* AIM OF THE TASK: Give the data again exactly as written, skipping any pictures.

------------------------------------------------------------------------

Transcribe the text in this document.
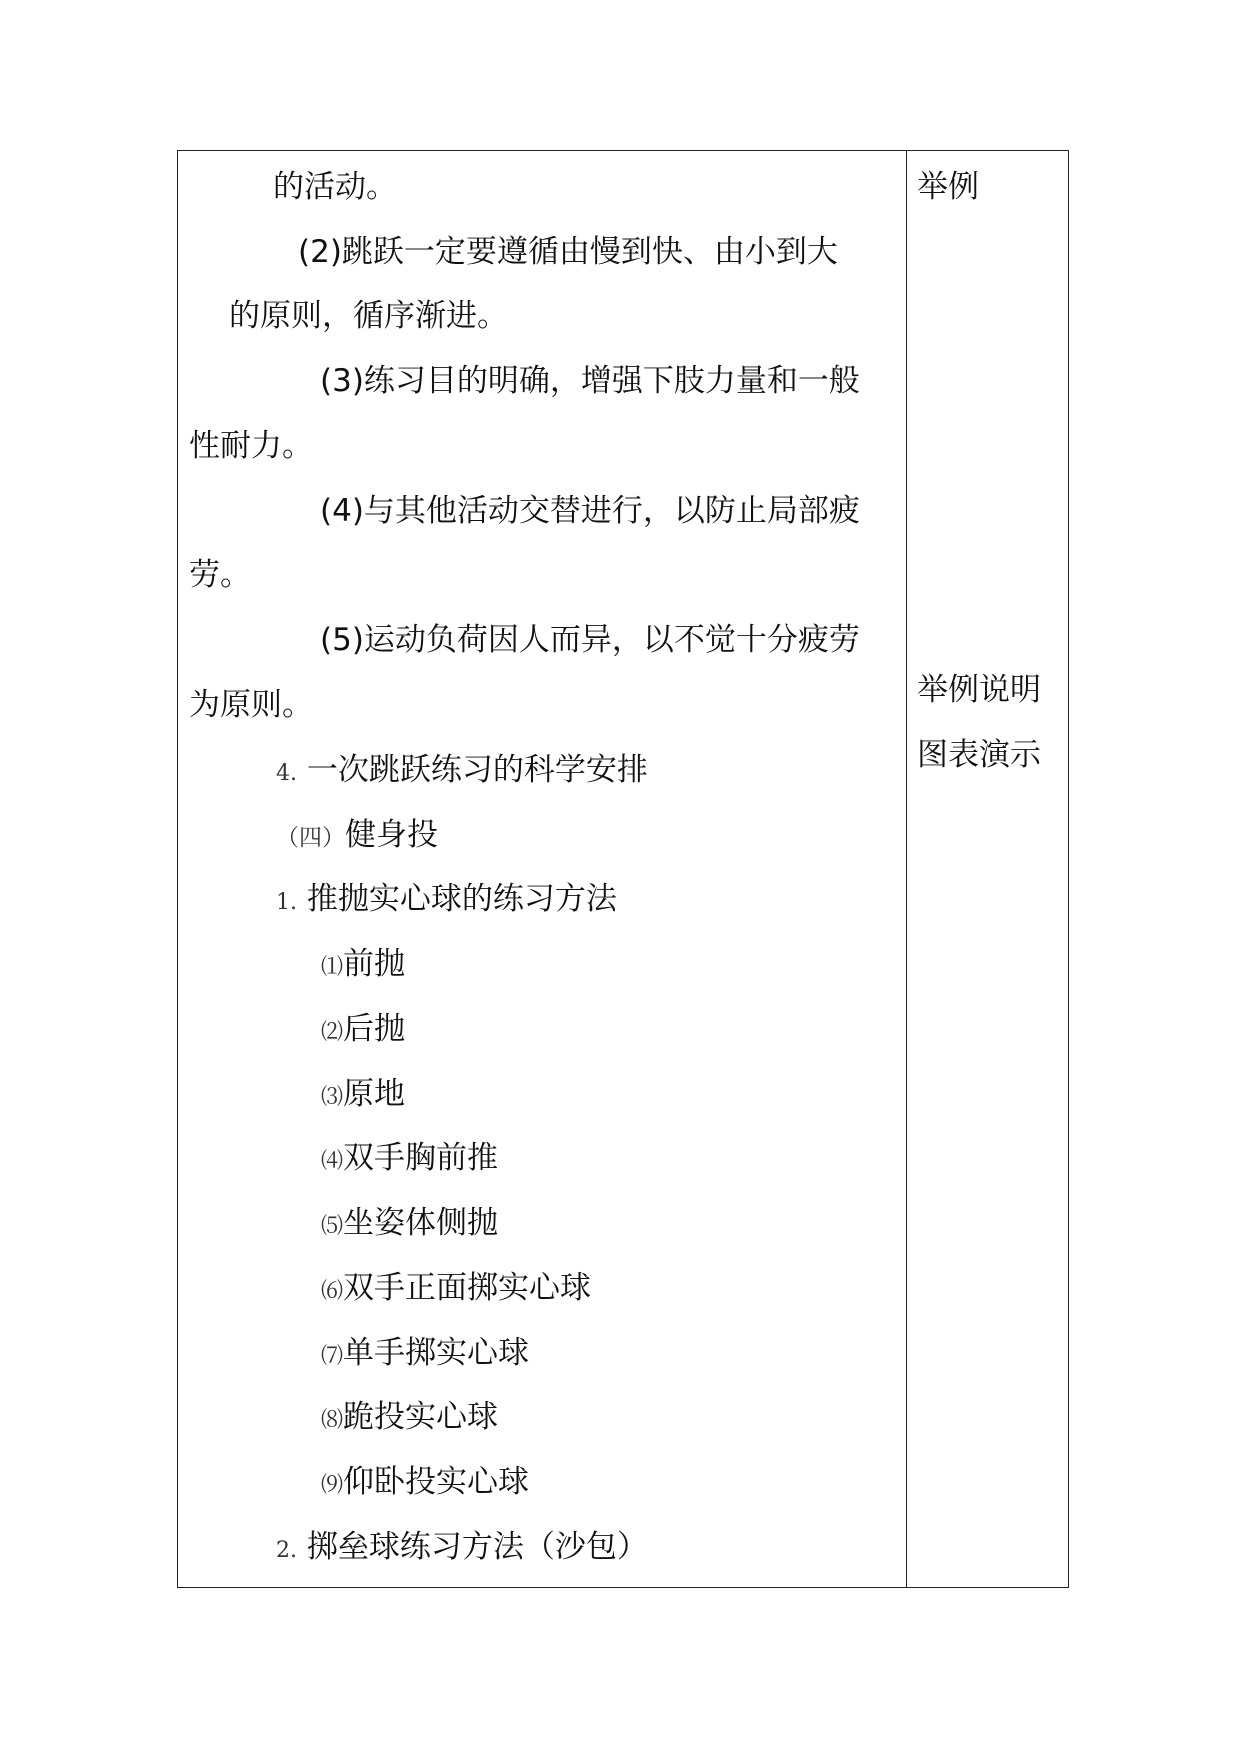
的活动。
(2)跳跃一定要遵循由慢到快、由小到大
的原则，循序渐进。
(3)练习目的明确，增强下肢力量和一般
性耐力。
(4)与其他活动交替进行，以防止局部疲
劳。
(5)运动负荷因人而异，以不觉十分疲劳
为原则。
4. 一次跳跃练习的科学安排
（四）健身投
1. 推抛实心球的练习方法
⑴前抛
⑵后抛
⑶原地
⑷双手胸前推
⑸坐姿体侧抛
⑹双手正面掷实心球
⑺单手掷实心球
⑻跪投实心球
⑼仰卧投实心球
2. 掷垒球练习方法（沙包）
举例
举例说明
图表演示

------------------------------------------------------------------------

* WRITTEN RESPONSE:
Transcribe the text in this document.
的活动。
(2)跳跃一定要遵循由慢到快、由小到大
的原则，循序渐进。
(3)练习目的明确，增强下肢力量和一般
性耐力。
(4)与其他活动交替进行，以防止局部疲
劳。
(5)运动负荷因人而异，以不觉十分疲劳
为原则。
4. 一次跳跃练习的科学安排
（四）健身投
1. 推抛实心球的练习方法
⑴前抛
⑵后抛
⑶原地
⑷双手胸前推
⑸坐姿体侧抛
⑹双手正面掷实心球
⑺单手掷实心球
⑻跪投实心球
⑼仰卧投实心球
2. 掷垒球练习方法（沙包）
举例
举例说明
图表演示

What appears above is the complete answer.